┌─ Data excerpts

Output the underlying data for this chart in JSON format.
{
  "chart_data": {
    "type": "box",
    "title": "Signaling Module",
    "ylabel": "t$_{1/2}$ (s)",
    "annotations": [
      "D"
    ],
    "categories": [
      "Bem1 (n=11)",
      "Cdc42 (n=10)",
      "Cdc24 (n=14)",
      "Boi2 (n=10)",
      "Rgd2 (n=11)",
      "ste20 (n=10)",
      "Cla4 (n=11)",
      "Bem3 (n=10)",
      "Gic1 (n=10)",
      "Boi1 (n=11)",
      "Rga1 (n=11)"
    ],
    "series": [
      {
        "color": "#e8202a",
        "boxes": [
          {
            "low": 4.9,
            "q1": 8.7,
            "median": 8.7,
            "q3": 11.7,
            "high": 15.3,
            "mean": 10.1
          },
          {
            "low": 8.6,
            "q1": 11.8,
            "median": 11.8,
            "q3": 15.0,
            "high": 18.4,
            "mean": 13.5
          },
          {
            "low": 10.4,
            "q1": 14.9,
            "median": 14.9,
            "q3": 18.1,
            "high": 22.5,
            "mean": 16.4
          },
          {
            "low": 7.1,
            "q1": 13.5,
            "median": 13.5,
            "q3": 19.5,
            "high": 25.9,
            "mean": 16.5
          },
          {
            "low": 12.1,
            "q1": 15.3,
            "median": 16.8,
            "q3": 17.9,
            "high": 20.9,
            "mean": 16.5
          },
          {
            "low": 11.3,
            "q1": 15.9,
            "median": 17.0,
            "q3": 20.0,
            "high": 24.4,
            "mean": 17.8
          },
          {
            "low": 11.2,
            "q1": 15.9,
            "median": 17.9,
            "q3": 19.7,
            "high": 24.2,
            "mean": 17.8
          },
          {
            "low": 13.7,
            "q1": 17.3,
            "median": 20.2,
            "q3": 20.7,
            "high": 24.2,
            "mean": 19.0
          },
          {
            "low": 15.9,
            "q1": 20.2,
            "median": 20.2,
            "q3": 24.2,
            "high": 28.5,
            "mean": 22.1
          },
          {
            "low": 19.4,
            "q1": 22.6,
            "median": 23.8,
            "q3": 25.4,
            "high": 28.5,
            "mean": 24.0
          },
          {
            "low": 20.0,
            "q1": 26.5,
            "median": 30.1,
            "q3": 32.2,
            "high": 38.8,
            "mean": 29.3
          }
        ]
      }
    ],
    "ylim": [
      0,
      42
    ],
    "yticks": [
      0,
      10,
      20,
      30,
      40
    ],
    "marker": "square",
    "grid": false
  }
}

└─

Written problem:
Send back each record exactly as it stands.

Solution for this problem:
Output the underlying data for this chart in JSON format.
{
  "chart_data": {
    "type": "box",
    "title": "Signaling Module",
    "ylabel": "t$_{1/2}$ (s)",
    "annotations": [
      "D"
    ],
    "categories": [
      "Bem1 (n=11)",
      "Cdc42 (n=10)",
      "Cdc24 (n=14)",
      "Boi2 (n=10)",
      "Rgd2 (n=11)",
      "ste20 (n=10)",
      "Cla4 (n=11)",
      "Bem3 (n=10)",
      "Gic1 (n=10)",
      "Boi1 (n=11)",
      "Rga1 (n=11)"
    ],
    "series": [
      {
        "color": "#e8202a",
        "boxes": [
          {
            "low": 4.9,
            "q1": 8.7,
            "median": 8.7,
            "q3": 11.7,
            "high": 15.3,
            "mean": 10.1
          },
          {
            "low": 8.6,
            "q1": 11.8,
            "median": 11.8,
            "q3": 15.0,
            "high": 18.4,
            "mean": 13.5
          },
          {
            "low": 10.4,
            "q1": 14.9,
            "median": 14.9,
            "q3": 18.1,
            "high": 22.5,
            "mean": 16.4
          },
          {
            "low": 7.1,
            "q1": 13.5,
            "median": 13.5,
            "q3": 19.5,
            "high": 25.9,
            "mean": 16.5
          },
          {
            "low": 12.1,
            "q1": 15.3,
            "median": 16.8,
            "q3": 17.9,
            "high": 20.9,
            "mean": 16.5
          },
          {
            "low": 11.3,
            "q1": 15.9,
            "median": 17.0,
            "q3": 20.0,
            "high": 24.4,
            "mean": 17.8
          },
          {
            "low": 11.2,
            "q1": 15.9,
            "median": 17.9,
            "q3": 19.7,
            "high": 24.2,
            "mean": 17.8
          },
          {
            "low": 13.7,
            "q1": 17.3,
            "median": 20.2,
            "q3": 20.7,
            "high": 24.2,
            "mean": 19.0
          },
          {
            "low": 15.9,
            "q1": 20.2,
            "median": 20.2,
            "q3": 24.2,
            "high": 28.5,
            "mean": 22.1
          },
          {
            "low": 19.4,
            "q1": 22.6,
            "median": 23.8,
            "q3": 25.4,
            "high": 28.5,
            "mean": 24.0
          },
          {
            "low": 20.0,
            "q1": 26.5,
            "median": 30.1,
            "q3": 32.2,
            "high": 38.8,
            "mean": 29.3
          }
        ]
      }
    ],
    "ylim": [
      0,
      42
    ],
    "yticks": [
      0,
      10,
      20,
      30,
      40
    ],
    "marker": "square",
    "grid": false
  }
}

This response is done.